» EXERCISE INSTRUCTIONS
All of the listing below must be repeated word for word. Pictures are the only thing to omit.

» AVAILABLE RECORDS
- - -
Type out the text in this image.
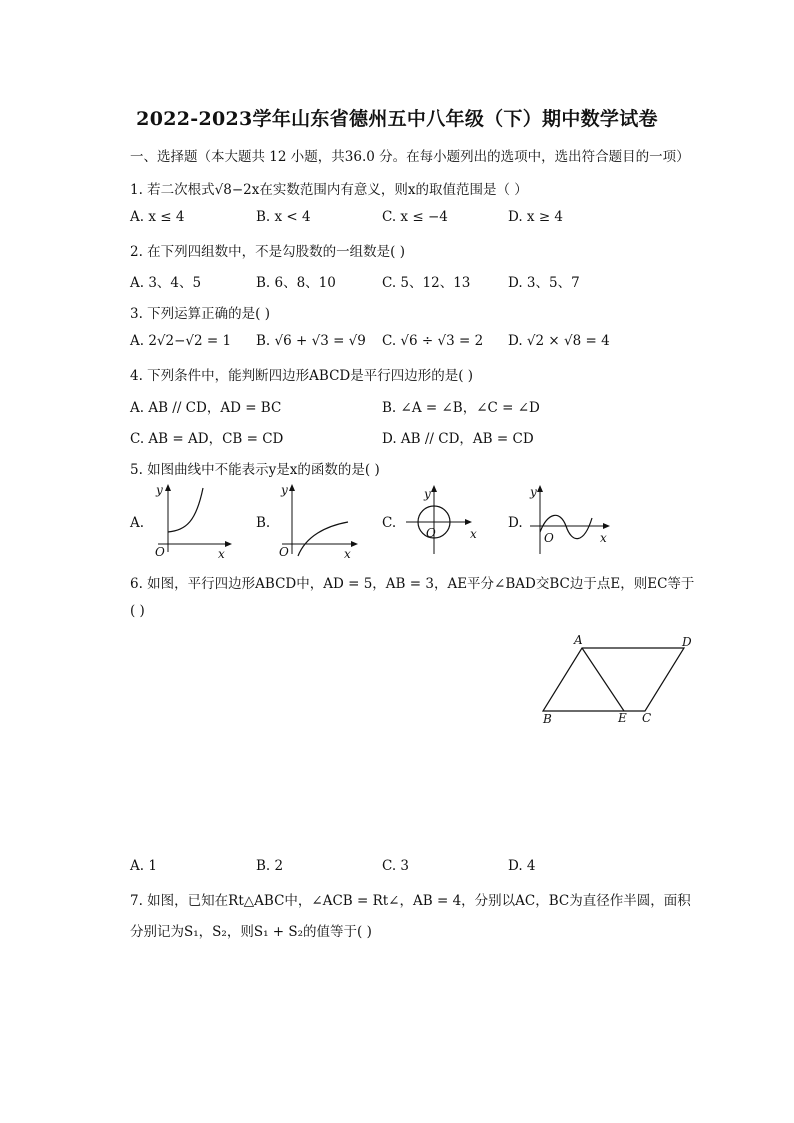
2022-2023学年山东省德州五中八年级（下）期中数学试卷
一、选择题（本大题共 12 小题，共36.0 分。在每小题列出的选项中，选出符合题目的一项）
1. 若二次根式√8−2x在实数范围内有意义，则x的取值范围是（ ）
A. x ≤ 4	B. x < 4	C. x ≤ −4	D. x ≥ 4
2. 在下列四组数中，不是勾股数的一组数是( )
A. 3、4、5	B. 6、8、10	C. 5、12、13	D. 3、5、7
3. 下列运算正确的是( )
A. 2√2−√2 = 1 B. √6 + √3 = √9 C. √6 ÷ √3 = 2 D. √2 × √8 = 4
4. 下列条件中，能判断四边形ABCD是平行四边形的是( )
A. AB // CD，AD = BC	B. ∠A = ∠B，∠C = ∠D
C. AB = AD，CB = CD	D. AB // CD，AB = CD
5. 如图曲线中不能表示y是x的函数的是( )
A.
y
x
O
B.
y
x
O
C.
y
x
O
D.
y
x
O
6. 如图，平行四边形ABCD中，AD = 5，AB = 3，AE平分∠BAD交BC边于点E，则EC等于
( )
A	D
B	E C
A. 1	B. 2	C. 3	D. 4
7. 如图，已知在Rt△ABC中，∠ACB = Rt∠，AB = 4，分别以AC，BC为直径作半圆，面积
分别记为S₁，S₂，则S₁ + S₂的值等于( )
- - -
» WRITTEN SOLUTION
Type out the text in this image.
2022-2023学年山东省德州五中八年级（下）期中数学试卷
一、选择题（本大题共 12 小题，共36.0 分。在每小题列出的选项中，选出符合题目的一项）
1. 若二次根式√8−2x在实数范围内有意义，则x的取值范围是（ ）
A. x ≤ 4	B. x < 4	C. x ≤ −4	D. x ≥ 4
2. 在下列四组数中，不是勾股数的一组数是( )
A. 3、4、5	B. 6、8、10	C. 5、12、13	D. 3、5、7
3. 下列运算正确的是( )
A. 2√2−√2 = 1 B. √6 + √3 = √9 C. √6 ÷ √3 = 2 D. √2 × √8 = 4
4. 下列条件中，能判断四边形ABCD是平行四边形的是( )
A. AB // CD，AD = BC	B. ∠A = ∠B，∠C = ∠D
C. AB = AD，CB = CD	D. AB // CD，AB = CD
5. 如图曲线中不能表示y是x的函数的是( )
A.
y
x
O
B.
y
x
O
C.
y
x
O
D.
y
x
O
6. 如图，平行四边形ABCD中，AD = 5，AB = 3，AE平分∠BAD交BC边于点E，则EC等于
( )
A	D
B	E C
A. 1	B. 2	C. 3	D. 4
7. 如图，已知在Rt△ABC中，∠ACB = Rt∠，AB = 4，分别以AC，BC为直径作半圆，面积
分别记为S₁，S₂，则S₁ + S₂的值等于( )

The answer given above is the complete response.